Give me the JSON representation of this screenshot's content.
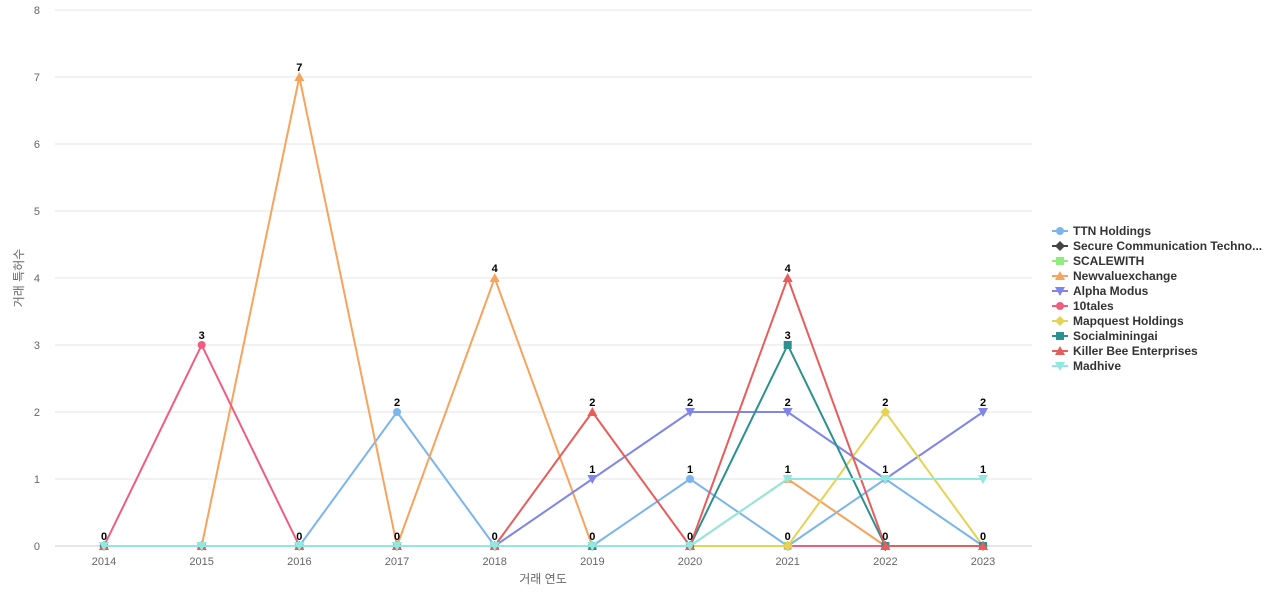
{
  "chart_data": {
    "type": "line",
    "title": "",
    "xlabel": "거래 연도",
    "ylabel": "거래 특허수",
    "categories": [
      "2014",
      "2015",
      "2016",
      "2017",
      "2018",
      "2019",
      "2020",
      "2021",
      "2022",
      "2023"
    ],
    "ylim": [
      0,
      8
    ],
    "yticks": [
      0,
      1,
      2,
      3,
      4,
      5,
      6,
      7,
      8
    ],
    "grid": true,
    "legend_position": "right",
    "series": [
      {
        "name": "TTN Holdings",
        "legend_label": "TTN Holdings",
        "color": "#7cb5ec",
        "marker": "circle",
        "values": [
          0,
          0,
          0,
          2,
          0,
          0,
          1,
          0,
          1,
          0
        ],
        "labels": [
          "",
          "",
          "",
          "2",
          "",
          "",
          "1",
          "",
          "1",
          ""
        ]
      },
      {
        "name": "Secure Communication Technologies",
        "legend_label": "Secure Communication Techno...",
        "color": "#434348",
        "marker": "diamond",
        "values": [
          0,
          0,
          0,
          0,
          0,
          0,
          0,
          0,
          0,
          0
        ],
        "labels": [
          "",
          "",
          "",
          "",
          "",
          "",
          "",
          "",
          "",
          ""
        ]
      },
      {
        "name": "SCALEWITH",
        "legend_label": "SCALEWITH",
        "color": "#90ed7d",
        "marker": "square",
        "values": [
          0,
          0,
          0,
          0,
          0,
          0,
          0,
          0,
          0,
          0
        ],
        "labels": [
          "",
          "",
          "",
          "",
          "",
          "",
          "",
          "",
          "",
          ""
        ]
      },
      {
        "name": "Newvaluexchange",
        "legend_label": "Newvaluexchange",
        "color": "#f7a35c",
        "marker": "triangle",
        "values": [
          0,
          0,
          7,
          0,
          4,
          0,
          0,
          1,
          0,
          0
        ],
        "labels": [
          "",
          "",
          "7",
          "",
          "4",
          "",
          "",
          "",
          "",
          ""
        ]
      },
      {
        "name": "Alpha Modus",
        "legend_label": "Alpha Modus",
        "color": "#8085e9",
        "marker": "triangle-down",
        "values": [
          0,
          0,
          0,
          0,
          0,
          1,
          2,
          2,
          1,
          2
        ],
        "labels": [
          "",
          "",
          "",
          "",
          "",
          "1",
          "2",
          "2",
          "",
          "2"
        ]
      },
      {
        "name": "10tales",
        "legend_label": "10tales",
        "color": "#f15c80",
        "marker": "circle",
        "values": [
          0,
          3,
          0,
          0,
          0,
          0,
          0,
          0,
          0,
          0
        ],
        "labels": [
          "0",
          "3",
          "0",
          "0",
          "0",
          "0",
          "0",
          "0",
          "0",
          "0"
        ]
      },
      {
        "name": "Mapquest Holdings",
        "legend_label": "Mapquest Holdings",
        "color": "#e4d354",
        "marker": "diamond",
        "values": [
          0,
          0,
          0,
          0,
          0,
          0,
          0,
          0,
          2,
          0
        ],
        "labels": [
          "",
          "",
          "",
          "",
          "",
          "",
          "",
          "",
          "2",
          ""
        ]
      },
      {
        "name": "Socialminingai",
        "legend_label": "Socialminingai",
        "color": "#2b908f",
        "marker": "square",
        "values": [
          0,
          0,
          0,
          0,
          0,
          0,
          0,
          3,
          0,
          0
        ],
        "labels": [
          "",
          "",
          "",
          "",
          "",
          "",
          "",
          "3",
          "",
          ""
        ]
      },
      {
        "name": "Killer Bee Enterprises",
        "legend_label": "Killer Bee Enterprises",
        "color": "#e85c5c",
        "marker": "triangle",
        "values": [
          0,
          0,
          0,
          0,
          0,
          2,
          0,
          4,
          0,
          0
        ],
        "labels": [
          "",
          "",
          "",
          "",
          "",
          "2",
          "",
          "4",
          "",
          ""
        ]
      },
      {
        "name": "Madhive",
        "legend_label": "Madhive",
        "color": "#91e8e1",
        "marker": "triangle-down",
        "values": [
          0,
          0,
          0,
          0,
          0,
          0,
          0,
          1,
          1,
          1
        ],
        "labels": [
          "",
          "",
          "",
          "",
          "",
          "",
          "",
          "1",
          "",
          "1"
        ]
      }
    ]
  }
}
+ + + + +
List each line of the records that holds the string "name".

        "name": "TTN Holdings",
        "name": "Secure Communication Technologies",
        "name": "SCALEWITH",
        "name": "Newvaluexchange",
        "name": "Alpha Modus",
        "name": "10tales",
        "name": "Mapquest Holdings",
        "name": "Socialminingai",
        "name": "Killer Bee Enterprises",
        "name": "Madhive",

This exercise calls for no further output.